>>>>>

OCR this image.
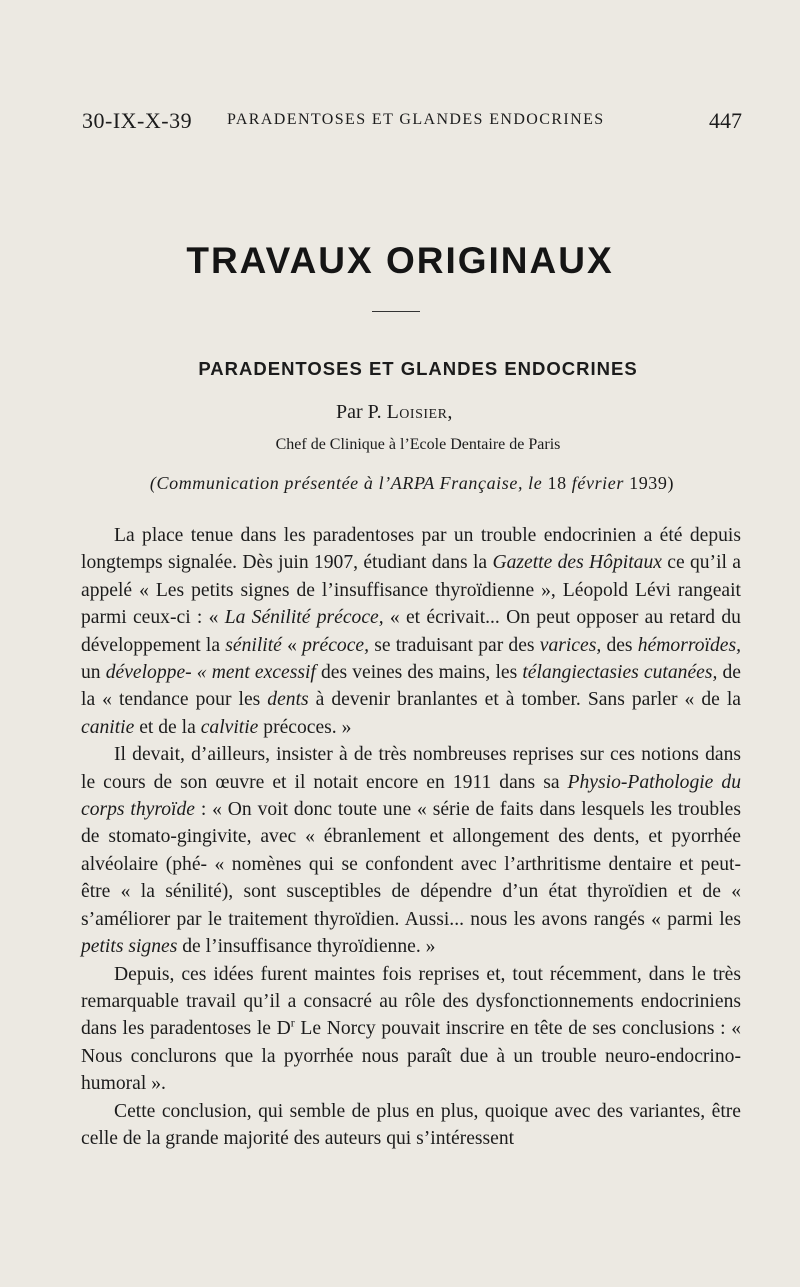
30-IX-X-39 PARADENTOSES ET GLANDES ENDOCRINES	447
TRAVAUX ORIGINAUX
PARADENTOSES ET GLANDES ENDOCRINES
Par P. Loisier,
Chef de Clinique à l’Ecole Dentaire de Paris
(Communication présentée à l’ARPA Française, le 18 février 1939)

La place tenue dans les paradentoses par un trouble endocrinien a été depuis longtemps signalée. Dès juin 1907, étudiant dans la Gazette des Hôpitaux ce qu’il a appelé « Les petits signes de l’insuffisance thyroïdienne », Léopold Lévi rangeait parmi ceux-ci : « La Sénilité précoce, « et écrivait... On peut opposer au retard du développement la sénilité « précoce, se traduisant par des varices, des hémorroïdes, un développe- « ment excessif des veines des mains, les télangiectasies cutanées, de la « tendance pour les dents à devenir branlantes et à tomber. Sans parler « de la canitie et de la calvitie précoces. »

Il devait, d’ailleurs, insister à de très nombreuses reprises sur ces notions dans le cours de son œuvre et il notait encore en 1911 dans sa Physio-Pathologie du corps thyroïde : « On voit donc toute une « série de faits dans lesquels les troubles de stomato-gingivite, avec « ébranlement et allongement des dents, et pyorrhée alvéolaire (phé- « nomènes qui se confondent avec l’arthritisme dentaire et peut-être « la sénilité), sont susceptibles de dépendre d’un état thyroïdien et de « s’améliorer par le traitement thyroïdien. Aussi... nous les avons rangés « parmi les petits signes de l’insuffisance thyroïdienne. »

Depuis, ces idées furent maintes fois reprises et, tout récemment, dans le très remarquable travail qu’il a consacré au rôle des dysfonctionnements endocriniens dans les paradentoses le $D^r$ Le Norcy pouvait inscrire en tête de ses conclusions : « Nous conclurons que la pyorrhée nous paraît due à un trouble neuro-endocrino-humoral ».

Cette conclusion, qui semble de plus en plus, quoique avec des variantes, être celle de la grande majorité des auteurs qui s’intéressent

<<<<<

Do this: Copy all lines from the material that include "GLANDES".

Written solution:
30-IX-X-39 PARADENTOSES ET GLANDES ENDOCRINES	447
PARADENTOSES ET GLANDES ENDOCRINES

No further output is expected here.